Tally the lines holding "FMFP" and state only that figure.

********

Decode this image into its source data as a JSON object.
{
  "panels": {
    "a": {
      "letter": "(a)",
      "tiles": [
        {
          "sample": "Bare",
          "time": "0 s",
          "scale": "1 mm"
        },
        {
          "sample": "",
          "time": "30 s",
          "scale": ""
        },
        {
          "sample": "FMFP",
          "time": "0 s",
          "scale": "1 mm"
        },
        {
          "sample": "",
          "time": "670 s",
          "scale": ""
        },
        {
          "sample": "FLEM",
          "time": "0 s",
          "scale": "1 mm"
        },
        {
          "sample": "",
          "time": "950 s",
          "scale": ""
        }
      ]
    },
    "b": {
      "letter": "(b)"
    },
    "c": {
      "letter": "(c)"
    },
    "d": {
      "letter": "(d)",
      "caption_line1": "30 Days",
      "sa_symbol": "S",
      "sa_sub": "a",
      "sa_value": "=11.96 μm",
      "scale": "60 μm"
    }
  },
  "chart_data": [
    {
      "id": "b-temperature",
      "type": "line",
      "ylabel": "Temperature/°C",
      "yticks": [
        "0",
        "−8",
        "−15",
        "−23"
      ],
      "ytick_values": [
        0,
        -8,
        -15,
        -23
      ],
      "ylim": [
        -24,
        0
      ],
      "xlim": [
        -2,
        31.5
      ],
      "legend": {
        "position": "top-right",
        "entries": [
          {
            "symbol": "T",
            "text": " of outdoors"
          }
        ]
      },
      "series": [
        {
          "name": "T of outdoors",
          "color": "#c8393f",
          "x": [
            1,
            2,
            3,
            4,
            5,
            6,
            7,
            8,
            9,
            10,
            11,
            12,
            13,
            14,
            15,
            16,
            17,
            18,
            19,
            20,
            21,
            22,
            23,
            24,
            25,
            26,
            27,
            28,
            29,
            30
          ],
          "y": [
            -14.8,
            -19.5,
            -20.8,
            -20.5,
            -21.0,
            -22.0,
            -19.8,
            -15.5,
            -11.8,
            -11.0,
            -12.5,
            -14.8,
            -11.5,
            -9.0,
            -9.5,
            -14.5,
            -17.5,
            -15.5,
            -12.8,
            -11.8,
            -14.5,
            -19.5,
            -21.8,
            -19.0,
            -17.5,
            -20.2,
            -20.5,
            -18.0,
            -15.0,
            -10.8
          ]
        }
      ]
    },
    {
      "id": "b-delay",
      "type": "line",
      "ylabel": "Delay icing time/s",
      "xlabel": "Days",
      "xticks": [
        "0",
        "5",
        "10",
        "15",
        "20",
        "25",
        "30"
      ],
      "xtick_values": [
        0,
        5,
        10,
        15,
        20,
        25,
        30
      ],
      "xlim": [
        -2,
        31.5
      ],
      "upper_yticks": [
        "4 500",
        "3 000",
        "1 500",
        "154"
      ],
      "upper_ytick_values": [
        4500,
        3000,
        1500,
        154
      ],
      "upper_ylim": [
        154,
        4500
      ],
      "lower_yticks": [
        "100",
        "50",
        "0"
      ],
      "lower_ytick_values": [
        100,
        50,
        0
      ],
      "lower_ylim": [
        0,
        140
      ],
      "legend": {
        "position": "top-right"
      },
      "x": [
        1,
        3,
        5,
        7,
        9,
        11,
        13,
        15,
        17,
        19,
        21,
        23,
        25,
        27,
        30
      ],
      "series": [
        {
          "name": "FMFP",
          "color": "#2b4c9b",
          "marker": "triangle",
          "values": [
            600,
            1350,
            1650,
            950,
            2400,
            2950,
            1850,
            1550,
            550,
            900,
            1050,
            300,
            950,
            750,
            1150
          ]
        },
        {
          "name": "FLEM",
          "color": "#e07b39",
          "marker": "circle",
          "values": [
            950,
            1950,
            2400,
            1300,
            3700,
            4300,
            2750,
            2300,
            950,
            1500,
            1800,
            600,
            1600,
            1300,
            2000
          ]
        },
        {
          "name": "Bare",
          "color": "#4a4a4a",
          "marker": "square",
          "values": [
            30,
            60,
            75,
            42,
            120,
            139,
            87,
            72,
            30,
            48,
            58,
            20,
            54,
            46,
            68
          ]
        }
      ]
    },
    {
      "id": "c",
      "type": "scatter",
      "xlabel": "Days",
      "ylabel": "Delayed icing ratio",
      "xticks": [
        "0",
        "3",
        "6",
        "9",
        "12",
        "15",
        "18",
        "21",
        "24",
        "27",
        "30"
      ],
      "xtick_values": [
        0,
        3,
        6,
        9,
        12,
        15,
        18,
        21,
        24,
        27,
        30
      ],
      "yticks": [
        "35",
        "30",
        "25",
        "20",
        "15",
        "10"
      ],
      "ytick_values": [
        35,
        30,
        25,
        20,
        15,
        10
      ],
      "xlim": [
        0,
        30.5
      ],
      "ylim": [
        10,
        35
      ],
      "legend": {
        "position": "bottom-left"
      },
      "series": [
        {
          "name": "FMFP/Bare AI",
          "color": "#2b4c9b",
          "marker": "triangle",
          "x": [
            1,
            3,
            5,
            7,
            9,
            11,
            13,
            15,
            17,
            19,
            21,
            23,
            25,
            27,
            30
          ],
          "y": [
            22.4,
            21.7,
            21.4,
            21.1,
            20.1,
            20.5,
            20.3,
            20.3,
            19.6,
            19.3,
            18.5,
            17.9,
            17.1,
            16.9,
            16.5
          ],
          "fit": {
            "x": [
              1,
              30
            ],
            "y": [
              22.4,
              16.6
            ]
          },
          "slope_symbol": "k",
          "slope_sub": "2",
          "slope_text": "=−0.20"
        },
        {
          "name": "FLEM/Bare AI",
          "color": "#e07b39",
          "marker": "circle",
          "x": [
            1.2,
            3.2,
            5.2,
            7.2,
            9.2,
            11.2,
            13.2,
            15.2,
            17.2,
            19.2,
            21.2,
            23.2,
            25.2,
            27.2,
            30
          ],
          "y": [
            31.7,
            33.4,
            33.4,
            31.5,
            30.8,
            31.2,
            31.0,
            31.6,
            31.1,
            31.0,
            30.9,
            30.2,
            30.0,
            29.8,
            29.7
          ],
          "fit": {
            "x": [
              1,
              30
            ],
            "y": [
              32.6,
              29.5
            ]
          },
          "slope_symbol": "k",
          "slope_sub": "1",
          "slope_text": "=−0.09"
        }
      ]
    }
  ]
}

********

SOLVED EXERCISE:
3